Exercise objective: Here are some records; return them all exactly.

Source records:
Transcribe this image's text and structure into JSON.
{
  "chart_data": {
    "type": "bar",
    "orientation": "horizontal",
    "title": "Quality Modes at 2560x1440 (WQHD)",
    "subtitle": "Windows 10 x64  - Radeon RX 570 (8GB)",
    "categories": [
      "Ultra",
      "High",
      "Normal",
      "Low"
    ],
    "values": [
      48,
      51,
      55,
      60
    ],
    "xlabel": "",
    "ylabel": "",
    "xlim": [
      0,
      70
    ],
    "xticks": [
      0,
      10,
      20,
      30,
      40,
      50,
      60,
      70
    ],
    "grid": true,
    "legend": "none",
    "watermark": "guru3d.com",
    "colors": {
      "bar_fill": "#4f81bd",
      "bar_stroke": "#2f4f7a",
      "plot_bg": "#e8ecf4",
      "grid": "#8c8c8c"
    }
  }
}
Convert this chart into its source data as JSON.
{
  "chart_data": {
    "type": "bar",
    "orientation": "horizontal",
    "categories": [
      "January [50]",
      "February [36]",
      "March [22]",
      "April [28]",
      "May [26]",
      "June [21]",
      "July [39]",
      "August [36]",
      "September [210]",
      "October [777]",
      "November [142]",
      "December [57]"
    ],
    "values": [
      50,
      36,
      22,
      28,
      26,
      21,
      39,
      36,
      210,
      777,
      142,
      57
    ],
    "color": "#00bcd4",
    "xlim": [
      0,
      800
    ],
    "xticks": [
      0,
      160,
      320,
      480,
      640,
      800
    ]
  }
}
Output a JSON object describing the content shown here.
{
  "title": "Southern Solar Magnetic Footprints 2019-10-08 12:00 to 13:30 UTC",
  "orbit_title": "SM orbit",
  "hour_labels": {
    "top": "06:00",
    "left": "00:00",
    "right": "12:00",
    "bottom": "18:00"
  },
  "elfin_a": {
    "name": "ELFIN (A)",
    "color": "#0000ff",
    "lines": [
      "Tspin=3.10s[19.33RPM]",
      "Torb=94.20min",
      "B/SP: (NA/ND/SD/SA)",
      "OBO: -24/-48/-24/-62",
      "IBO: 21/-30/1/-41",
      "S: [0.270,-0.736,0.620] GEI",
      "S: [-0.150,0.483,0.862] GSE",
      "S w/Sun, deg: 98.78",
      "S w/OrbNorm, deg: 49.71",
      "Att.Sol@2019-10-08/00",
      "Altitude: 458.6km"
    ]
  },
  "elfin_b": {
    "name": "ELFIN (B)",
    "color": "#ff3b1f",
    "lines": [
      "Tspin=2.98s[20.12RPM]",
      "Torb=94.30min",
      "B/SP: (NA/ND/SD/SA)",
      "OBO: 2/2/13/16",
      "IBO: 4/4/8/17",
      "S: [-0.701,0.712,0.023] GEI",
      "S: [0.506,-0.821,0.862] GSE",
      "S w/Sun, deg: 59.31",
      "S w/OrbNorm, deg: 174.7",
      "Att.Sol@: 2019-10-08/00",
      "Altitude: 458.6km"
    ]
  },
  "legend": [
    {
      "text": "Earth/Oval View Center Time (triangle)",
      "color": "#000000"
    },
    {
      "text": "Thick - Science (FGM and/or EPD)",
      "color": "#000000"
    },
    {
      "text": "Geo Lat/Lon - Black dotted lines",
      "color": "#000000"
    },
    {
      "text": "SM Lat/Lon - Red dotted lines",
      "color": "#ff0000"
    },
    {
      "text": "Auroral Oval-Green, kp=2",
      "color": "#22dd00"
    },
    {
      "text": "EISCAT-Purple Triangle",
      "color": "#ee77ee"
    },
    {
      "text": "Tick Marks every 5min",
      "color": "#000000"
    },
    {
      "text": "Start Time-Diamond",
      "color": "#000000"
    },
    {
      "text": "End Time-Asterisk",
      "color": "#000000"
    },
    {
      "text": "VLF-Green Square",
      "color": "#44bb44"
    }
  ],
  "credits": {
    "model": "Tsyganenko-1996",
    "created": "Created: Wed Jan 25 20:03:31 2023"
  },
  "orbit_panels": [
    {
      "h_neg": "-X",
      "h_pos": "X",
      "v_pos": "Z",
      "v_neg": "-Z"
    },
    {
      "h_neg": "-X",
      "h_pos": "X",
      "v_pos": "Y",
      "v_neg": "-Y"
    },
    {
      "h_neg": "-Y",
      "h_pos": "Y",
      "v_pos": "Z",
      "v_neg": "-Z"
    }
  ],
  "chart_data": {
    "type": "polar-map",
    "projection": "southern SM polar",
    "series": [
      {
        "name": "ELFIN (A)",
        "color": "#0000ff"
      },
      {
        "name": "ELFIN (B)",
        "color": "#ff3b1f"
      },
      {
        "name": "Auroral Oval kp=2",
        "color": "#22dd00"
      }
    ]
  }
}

Answer to this task:
Transcribe this image's text and structure into JSON.
{
  "chart_data": {
    "type": "bar",
    "orientation": "horizontal",
    "title": "Quality Modes at 2560x1440 (WQHD)",
    "subtitle": "Windows 10 x64  - Radeon RX 570 (8GB)",
    "categories": [
      "Ultra",
      "High",
      "Normal",
      "Low"
    ],
    "values": [
      48,
      51,
      55,
      60
    ],
    "xlabel": "",
    "ylabel": "",
    "xlim": [
      0,
      70
    ],
    "xticks": [
      0,
      10,
      20,
      30,
      40,
      50,
      60,
      70
    ],
    "grid": true,
    "legend": "none",
    "watermark": "guru3d.com",
    "colors": {
      "bar_fill": "#4f81bd",
      "bar_stroke": "#2f4f7a",
      "plot_bg": "#e8ecf4",
      "grid": "#8c8c8c"
    }
  }
}
Convert this chart into its source data as JSON.
{
  "chart_data": {
    "type": "bar",
    "orientation": "horizontal",
    "categories": [
      "January [50]",
      "February [36]",
      "March [22]",
      "April [28]",
      "May [26]",
      "June [21]",
      "July [39]",
      "August [36]",
      "September [210]",
      "October [777]",
      "November [142]",
      "December [57]"
    ],
    "values": [
      50,
      36,
      22,
      28,
      26,
      21,
      39,
      36,
      210,
      777,
      142,
      57
    ],
    "color": "#00bcd4",
    "xlim": [
      0,
      800
    ],
    "xticks": [
      0,
      160,
      320,
      480,
      640,
      800
    ]
  }
}
Output a JSON object describing the content shown here.
{
  "title": "Southern Solar Magnetic Footprints 2019-10-08 12:00 to 13:30 UTC",
  "orbit_title": "SM orbit",
  "hour_labels": {
    "top": "06:00",
    "left": "00:00",
    "right": "12:00",
    "bottom": "18:00"
  },
  "elfin_a": {
    "name": "ELFIN (A)",
    "color": "#0000ff",
    "lines": [
      "Tspin=3.10s[19.33RPM]",
      "Torb=94.20min",
      "B/SP: (NA/ND/SD/SA)",
      "OBO: -24/-48/-24/-62",
      "IBO: 21/-30/1/-41",
      "S: [0.270,-0.736,0.620] GEI",
      "S: [-0.150,0.483,0.862] GSE",
      "S w/Sun, deg: 98.78",
      "S w/OrbNorm, deg: 49.71",
      "Att.Sol@2019-10-08/00",
      "Altitude: 458.6km"
    ]
  },
  "elfin_b": {
    "name": "ELFIN (B)",
    "color": "#ff3b1f",
    "lines": [
      "Tspin=2.98s[20.12RPM]",
      "Torb=94.30min",
      "B/SP: (NA/ND/SD/SA)",
      "OBO: 2/2/13/16",
      "IBO: 4/4/8/17",
      "S: [-0.701,0.712,0.023] GEI",
      "S: [0.506,-0.821,0.862] GSE",
      "S w/Sun, deg: 59.31",
      "S w/OrbNorm, deg: 174.7",
      "Att.Sol@: 2019-10-08/00",
      "Altitude: 458.6km"
    ]
  },
  "legend": [
    {
      "text": "Earth/Oval View Center Time (triangle)",
      "color": "#000000"
    },
    {
      "text": "Thick - Science (FGM and/or EPD)",
      "color": "#000000"
    },
    {
      "text": "Geo Lat/Lon - Black dotted lines",
      "color": "#000000"
    },
    {
      "text": "SM Lat/Lon - Red dotted lines",
      "color": "#ff0000"
    },
    {
      "text": "Auroral Oval-Green, kp=2",
      "color": "#22dd00"
    },
    {
      "text": "EISCAT-Purple Triangle",
      "color": "#ee77ee"
    },
    {
      "text": "Tick Marks every 5min",
      "color": "#000000"
    },
    {
      "text": "Start Time-Diamond",
      "color": "#000000"
    },
    {
      "text": "End Time-Asterisk",
      "color": "#000000"
    },
    {
      "text": "VLF-Green Square",
      "color": "#44bb44"
    }
  ],
  "credits": {
    "model": "Tsyganenko-1996",
    "created": "Created: Wed Jan 25 20:03:31 2023"
  },
  "orbit_panels": [
    {
      "h_neg": "-X",
      "h_pos": "X",
      "v_pos": "Z",
      "v_neg": "-Z"
    },
    {
      "h_neg": "-X",
      "h_pos": "X",
      "v_pos": "Y",
      "v_neg": "-Y"
    },
    {
      "h_neg": "-Y",
      "h_pos": "Y",
      "v_pos": "Z",
      "v_neg": "-Z"
    }
  ],
  "chart_data": {
    "type": "polar-map",
    "projection": "southern SM polar",
    "series": [
      {
        "name": "ELFIN (A)",
        "color": "#0000ff"
      },
      {
        "name": "ELFIN (B)",
        "color": "#ff3b1f"
      },
      {
        "name": "Auroral Oval kp=2",
        "color": "#22dd00"
      }
    ]
  }
}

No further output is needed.